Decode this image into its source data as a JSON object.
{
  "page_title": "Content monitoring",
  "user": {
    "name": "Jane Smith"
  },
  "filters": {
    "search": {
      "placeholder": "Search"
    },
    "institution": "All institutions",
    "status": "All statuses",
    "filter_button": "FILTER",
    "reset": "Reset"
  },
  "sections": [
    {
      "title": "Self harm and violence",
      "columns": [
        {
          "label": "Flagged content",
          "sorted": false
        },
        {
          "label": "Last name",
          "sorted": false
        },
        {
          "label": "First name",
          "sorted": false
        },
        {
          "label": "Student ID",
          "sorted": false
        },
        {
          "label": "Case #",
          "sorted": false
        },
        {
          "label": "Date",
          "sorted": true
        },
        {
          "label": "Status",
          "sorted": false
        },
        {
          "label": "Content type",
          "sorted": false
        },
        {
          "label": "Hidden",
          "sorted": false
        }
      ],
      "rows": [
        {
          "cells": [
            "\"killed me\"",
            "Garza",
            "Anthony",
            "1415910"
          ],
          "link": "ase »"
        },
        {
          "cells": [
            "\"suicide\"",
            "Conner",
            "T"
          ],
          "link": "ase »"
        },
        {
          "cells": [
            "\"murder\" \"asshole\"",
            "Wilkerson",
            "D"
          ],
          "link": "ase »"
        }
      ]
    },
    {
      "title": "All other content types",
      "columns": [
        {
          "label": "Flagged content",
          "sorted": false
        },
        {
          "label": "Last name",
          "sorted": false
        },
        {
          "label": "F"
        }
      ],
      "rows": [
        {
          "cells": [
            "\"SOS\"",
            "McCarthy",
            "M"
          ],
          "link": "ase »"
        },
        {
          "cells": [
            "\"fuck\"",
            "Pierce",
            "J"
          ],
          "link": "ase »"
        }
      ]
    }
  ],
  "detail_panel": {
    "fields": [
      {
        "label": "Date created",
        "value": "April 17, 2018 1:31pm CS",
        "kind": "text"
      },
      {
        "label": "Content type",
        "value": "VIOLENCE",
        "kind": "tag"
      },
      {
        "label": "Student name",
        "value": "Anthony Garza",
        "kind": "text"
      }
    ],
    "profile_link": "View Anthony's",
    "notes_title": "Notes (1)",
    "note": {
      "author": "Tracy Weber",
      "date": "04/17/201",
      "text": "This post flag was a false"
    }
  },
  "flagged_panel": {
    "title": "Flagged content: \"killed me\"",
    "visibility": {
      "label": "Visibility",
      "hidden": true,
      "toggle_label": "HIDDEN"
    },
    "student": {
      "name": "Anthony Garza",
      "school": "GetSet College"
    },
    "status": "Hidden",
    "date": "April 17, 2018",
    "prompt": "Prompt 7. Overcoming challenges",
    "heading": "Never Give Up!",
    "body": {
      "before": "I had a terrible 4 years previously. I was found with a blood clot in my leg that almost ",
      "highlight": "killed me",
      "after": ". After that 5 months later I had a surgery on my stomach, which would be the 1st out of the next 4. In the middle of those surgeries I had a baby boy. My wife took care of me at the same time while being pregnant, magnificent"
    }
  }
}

───

## Aim
List all lines where "that" occurs.

## Output for this exercise
      "before": "I had a terrible 4 years previously. I was found with a blood clot in my leg that almost ",
      "after": ". After that 5 months later I had a surgery on my stomach, which would be the 1st out of the next 4. In the middle of those surgeries I had a baby boy. My wife took care of me at the same time while being pregnant, magnificent"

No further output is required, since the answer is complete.